#### Excerpted data:
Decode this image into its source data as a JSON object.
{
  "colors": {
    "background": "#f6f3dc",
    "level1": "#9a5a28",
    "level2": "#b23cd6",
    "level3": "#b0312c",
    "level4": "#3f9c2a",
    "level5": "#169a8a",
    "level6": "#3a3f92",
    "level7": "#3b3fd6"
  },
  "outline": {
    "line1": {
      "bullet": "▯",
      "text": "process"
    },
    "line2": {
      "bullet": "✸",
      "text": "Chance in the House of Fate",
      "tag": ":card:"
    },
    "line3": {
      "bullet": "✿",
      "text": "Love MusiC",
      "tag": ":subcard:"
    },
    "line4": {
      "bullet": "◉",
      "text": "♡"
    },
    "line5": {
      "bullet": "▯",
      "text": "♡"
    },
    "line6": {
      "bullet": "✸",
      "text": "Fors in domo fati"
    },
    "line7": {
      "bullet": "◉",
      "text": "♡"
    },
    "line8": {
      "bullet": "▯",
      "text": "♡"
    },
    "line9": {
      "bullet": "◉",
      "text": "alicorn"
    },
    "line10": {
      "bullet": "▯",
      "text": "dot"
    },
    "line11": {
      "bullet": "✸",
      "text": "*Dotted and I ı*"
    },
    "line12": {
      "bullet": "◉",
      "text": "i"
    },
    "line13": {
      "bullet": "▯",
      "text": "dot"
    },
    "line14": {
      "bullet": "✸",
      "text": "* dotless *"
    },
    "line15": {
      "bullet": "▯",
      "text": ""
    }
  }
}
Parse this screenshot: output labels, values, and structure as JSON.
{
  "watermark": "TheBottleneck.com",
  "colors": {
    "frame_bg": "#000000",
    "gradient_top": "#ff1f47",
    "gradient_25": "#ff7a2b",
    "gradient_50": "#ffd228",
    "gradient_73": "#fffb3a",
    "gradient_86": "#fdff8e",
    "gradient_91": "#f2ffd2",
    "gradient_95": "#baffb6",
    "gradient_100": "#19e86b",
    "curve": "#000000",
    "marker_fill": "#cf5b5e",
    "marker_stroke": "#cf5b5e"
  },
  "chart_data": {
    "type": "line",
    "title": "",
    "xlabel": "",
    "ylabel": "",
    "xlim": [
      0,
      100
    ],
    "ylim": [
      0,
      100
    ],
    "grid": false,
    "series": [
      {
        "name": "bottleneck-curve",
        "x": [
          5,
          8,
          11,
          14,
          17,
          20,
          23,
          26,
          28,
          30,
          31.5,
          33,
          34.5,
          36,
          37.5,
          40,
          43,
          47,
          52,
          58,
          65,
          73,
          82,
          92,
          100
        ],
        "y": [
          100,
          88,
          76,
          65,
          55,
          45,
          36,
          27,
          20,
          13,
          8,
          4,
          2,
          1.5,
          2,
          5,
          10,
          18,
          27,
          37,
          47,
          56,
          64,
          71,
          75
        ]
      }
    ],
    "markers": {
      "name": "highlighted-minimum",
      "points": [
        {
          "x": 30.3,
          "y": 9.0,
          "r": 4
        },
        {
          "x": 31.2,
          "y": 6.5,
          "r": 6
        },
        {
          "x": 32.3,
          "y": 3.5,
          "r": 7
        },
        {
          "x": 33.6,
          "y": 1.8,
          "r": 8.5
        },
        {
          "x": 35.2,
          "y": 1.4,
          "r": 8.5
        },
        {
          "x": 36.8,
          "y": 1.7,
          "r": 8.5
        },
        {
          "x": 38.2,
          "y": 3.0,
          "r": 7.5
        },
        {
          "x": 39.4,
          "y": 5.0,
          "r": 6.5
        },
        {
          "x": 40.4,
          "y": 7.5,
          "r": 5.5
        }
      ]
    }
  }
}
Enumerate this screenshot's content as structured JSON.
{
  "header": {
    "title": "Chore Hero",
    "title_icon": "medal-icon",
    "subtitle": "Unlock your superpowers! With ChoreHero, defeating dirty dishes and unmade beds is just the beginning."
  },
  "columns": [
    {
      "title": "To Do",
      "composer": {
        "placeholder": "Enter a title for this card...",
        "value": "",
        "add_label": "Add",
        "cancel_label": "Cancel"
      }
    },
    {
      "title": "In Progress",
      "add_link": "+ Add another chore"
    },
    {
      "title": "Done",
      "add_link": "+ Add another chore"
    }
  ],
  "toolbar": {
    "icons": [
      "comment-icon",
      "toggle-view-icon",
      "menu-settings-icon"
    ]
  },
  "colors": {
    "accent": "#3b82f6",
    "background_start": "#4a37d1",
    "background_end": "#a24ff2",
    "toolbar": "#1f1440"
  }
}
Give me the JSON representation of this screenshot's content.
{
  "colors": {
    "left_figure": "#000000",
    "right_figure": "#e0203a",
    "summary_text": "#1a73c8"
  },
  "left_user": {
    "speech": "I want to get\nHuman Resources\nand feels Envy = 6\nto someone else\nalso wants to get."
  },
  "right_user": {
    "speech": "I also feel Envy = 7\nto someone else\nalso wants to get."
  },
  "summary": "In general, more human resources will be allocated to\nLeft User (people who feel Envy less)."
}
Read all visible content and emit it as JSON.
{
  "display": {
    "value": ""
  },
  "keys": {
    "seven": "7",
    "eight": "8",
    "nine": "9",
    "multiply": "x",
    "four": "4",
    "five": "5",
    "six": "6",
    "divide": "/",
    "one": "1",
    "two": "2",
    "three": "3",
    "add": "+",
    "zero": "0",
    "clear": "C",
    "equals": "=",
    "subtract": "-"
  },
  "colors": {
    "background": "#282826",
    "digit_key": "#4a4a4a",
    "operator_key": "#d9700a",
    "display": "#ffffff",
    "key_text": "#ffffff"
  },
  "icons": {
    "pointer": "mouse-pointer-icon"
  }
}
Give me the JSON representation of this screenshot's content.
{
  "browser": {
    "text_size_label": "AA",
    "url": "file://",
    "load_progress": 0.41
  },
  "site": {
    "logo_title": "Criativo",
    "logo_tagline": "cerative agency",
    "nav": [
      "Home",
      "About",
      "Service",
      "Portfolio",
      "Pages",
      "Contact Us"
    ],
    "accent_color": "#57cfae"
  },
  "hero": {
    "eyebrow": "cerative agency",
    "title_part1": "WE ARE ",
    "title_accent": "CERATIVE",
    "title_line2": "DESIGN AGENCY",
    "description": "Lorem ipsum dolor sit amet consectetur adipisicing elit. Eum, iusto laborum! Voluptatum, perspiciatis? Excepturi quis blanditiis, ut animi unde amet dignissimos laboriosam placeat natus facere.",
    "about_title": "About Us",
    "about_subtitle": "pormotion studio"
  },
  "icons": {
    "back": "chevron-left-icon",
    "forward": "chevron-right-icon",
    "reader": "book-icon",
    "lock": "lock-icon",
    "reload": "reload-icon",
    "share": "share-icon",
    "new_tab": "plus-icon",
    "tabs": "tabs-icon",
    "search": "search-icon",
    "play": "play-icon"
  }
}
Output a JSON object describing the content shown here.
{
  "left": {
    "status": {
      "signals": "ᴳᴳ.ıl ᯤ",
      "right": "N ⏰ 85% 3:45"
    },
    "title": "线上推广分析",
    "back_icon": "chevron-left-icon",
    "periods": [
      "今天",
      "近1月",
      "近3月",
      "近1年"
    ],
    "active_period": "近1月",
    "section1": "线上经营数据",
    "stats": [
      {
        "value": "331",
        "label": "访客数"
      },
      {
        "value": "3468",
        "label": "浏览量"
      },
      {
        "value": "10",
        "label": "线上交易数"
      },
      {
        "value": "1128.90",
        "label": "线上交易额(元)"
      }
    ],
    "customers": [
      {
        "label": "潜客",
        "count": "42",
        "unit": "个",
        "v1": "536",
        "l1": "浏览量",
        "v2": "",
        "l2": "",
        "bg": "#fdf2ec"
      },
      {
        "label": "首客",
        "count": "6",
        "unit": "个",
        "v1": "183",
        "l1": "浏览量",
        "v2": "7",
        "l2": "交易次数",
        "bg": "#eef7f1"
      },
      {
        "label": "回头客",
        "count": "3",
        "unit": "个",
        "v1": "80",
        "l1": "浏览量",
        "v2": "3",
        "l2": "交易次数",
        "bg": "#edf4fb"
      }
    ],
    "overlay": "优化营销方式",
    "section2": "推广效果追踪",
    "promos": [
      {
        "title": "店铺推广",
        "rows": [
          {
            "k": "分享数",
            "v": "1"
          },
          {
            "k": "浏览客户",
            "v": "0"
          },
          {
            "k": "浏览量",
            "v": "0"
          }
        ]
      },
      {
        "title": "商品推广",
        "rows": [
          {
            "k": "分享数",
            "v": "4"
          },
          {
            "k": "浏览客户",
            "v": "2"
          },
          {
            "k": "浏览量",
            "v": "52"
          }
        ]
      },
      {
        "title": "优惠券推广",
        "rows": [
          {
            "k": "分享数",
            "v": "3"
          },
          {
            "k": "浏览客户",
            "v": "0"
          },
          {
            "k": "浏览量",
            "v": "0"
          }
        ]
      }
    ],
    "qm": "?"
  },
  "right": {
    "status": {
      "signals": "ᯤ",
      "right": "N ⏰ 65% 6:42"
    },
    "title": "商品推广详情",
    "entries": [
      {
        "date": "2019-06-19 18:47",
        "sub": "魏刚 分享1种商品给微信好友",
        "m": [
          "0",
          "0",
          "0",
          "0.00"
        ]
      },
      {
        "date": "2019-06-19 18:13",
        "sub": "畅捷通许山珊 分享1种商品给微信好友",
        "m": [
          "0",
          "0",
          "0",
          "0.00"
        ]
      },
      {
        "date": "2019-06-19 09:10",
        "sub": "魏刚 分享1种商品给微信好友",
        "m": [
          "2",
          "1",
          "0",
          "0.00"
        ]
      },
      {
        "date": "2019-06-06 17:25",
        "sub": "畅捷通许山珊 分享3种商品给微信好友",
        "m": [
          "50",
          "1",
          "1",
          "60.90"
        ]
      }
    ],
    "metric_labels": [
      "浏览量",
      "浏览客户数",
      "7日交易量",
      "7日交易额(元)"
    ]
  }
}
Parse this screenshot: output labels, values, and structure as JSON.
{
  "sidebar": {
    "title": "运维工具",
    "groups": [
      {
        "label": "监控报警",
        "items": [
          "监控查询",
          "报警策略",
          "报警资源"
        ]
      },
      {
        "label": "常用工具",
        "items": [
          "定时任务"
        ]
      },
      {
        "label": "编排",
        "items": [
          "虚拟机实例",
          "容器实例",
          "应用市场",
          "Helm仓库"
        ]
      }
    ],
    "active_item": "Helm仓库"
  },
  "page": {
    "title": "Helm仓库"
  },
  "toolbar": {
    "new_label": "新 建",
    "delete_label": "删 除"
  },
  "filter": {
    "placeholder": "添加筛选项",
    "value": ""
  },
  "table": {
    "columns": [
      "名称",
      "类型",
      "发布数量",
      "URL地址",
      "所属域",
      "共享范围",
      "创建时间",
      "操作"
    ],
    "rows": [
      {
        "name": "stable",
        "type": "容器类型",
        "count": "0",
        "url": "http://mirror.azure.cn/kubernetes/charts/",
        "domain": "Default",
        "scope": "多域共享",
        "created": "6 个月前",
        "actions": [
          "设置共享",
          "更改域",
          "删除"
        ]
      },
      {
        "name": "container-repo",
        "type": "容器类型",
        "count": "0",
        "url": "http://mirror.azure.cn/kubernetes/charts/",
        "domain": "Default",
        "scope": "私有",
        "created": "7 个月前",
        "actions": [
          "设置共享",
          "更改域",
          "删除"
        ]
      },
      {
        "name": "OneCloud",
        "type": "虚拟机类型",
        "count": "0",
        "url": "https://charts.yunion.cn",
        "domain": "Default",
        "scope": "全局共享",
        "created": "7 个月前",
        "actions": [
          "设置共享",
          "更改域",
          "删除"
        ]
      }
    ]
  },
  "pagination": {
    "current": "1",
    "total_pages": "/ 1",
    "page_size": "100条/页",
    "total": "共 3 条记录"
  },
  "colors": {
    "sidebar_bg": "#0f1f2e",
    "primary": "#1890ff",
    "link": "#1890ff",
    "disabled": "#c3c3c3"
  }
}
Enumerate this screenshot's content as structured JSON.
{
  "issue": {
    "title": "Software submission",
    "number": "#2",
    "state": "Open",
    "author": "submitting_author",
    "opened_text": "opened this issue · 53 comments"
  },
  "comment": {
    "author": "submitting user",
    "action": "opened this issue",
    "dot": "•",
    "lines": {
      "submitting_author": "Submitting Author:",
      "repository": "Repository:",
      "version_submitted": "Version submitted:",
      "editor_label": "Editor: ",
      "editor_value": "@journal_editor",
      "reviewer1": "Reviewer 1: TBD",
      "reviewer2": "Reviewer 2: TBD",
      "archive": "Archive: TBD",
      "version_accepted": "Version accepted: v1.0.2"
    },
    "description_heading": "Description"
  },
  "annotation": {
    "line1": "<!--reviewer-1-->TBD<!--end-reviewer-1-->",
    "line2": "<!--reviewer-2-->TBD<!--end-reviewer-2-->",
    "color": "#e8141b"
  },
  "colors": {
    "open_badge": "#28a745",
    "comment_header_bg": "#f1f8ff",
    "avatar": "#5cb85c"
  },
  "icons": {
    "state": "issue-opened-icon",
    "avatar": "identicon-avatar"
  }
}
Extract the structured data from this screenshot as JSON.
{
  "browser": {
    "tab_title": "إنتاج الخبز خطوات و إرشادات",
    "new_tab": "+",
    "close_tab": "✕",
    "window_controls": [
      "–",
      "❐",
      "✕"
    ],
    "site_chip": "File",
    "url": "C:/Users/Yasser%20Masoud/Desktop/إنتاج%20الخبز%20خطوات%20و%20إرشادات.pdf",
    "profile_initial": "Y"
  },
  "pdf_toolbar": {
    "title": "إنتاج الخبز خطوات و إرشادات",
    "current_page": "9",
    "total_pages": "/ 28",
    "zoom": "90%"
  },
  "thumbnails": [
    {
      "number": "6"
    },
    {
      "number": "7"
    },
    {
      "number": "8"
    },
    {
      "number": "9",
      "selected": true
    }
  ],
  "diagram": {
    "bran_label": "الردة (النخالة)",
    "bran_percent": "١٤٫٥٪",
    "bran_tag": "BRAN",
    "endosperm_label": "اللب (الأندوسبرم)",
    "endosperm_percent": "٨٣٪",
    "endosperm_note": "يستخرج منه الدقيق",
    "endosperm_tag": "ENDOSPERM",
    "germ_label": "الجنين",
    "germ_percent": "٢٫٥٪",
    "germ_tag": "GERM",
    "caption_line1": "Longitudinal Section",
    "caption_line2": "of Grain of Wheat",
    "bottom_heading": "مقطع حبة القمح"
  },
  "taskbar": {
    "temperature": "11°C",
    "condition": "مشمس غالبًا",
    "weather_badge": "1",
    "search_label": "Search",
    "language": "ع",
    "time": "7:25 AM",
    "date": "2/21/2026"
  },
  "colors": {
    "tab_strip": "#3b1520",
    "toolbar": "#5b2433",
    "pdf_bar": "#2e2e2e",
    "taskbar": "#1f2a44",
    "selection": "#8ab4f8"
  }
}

#### Task:
Look over the listing above. Pick out and copy every line that includes "number".

#### Solution:
    "number": "#2",
      "number": "6"
      "number": "7"
      "number": "8"
      "number": "9",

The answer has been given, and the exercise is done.